Return a copy of every line in the records that includes the word "Forziere".

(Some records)

begin

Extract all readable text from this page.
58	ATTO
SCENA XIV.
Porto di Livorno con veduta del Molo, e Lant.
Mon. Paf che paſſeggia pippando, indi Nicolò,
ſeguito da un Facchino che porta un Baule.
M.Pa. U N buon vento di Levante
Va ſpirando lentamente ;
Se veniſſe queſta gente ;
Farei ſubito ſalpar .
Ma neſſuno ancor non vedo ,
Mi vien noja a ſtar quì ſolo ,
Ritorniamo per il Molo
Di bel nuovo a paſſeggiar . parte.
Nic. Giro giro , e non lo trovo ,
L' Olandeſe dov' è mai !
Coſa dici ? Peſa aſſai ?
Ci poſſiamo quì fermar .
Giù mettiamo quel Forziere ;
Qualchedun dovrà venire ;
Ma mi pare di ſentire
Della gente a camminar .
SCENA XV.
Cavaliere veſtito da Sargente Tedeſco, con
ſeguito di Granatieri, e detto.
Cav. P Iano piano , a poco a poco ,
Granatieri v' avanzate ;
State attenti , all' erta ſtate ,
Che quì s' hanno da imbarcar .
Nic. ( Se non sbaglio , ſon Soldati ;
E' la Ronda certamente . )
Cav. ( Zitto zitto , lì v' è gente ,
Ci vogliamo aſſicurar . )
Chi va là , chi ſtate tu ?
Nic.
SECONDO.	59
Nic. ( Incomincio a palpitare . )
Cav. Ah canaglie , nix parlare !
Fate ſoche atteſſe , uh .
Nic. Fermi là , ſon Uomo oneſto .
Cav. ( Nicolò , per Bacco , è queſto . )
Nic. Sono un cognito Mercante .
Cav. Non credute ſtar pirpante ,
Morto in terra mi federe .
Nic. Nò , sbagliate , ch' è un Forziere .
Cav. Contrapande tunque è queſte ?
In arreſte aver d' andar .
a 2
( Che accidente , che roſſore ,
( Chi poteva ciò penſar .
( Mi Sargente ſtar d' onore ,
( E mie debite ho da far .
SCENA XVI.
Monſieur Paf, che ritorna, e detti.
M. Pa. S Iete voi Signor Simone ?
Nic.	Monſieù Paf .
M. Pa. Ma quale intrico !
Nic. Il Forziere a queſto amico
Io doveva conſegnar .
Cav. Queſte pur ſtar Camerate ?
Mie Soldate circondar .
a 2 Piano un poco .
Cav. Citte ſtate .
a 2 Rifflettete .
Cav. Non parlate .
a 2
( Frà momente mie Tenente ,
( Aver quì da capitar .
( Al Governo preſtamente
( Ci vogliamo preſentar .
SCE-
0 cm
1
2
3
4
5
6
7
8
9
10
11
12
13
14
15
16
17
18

end
begin

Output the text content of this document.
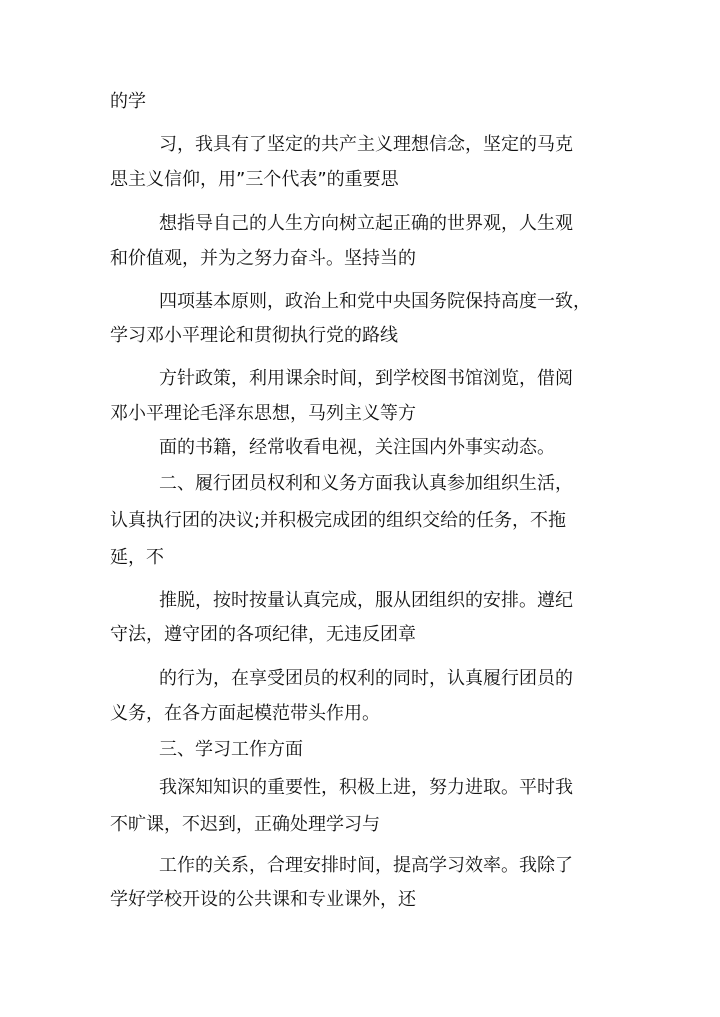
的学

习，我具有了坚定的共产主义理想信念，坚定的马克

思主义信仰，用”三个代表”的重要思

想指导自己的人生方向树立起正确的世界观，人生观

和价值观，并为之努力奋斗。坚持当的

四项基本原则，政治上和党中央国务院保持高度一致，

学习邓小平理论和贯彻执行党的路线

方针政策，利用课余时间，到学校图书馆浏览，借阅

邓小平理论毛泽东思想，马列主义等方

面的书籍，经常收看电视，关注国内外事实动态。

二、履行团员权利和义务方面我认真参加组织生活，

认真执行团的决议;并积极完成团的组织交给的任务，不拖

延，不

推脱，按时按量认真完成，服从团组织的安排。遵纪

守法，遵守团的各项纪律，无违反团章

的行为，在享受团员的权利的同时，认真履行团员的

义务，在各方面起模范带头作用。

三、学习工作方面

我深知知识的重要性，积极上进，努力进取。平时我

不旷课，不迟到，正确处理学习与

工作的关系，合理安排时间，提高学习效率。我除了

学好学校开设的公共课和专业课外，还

end

Expected answer:
Giù mettiamo quel Forziere ;
Nic. Nò , sbagliate , ch' è un Forziere .
Nic. Il Forziere a queſto amico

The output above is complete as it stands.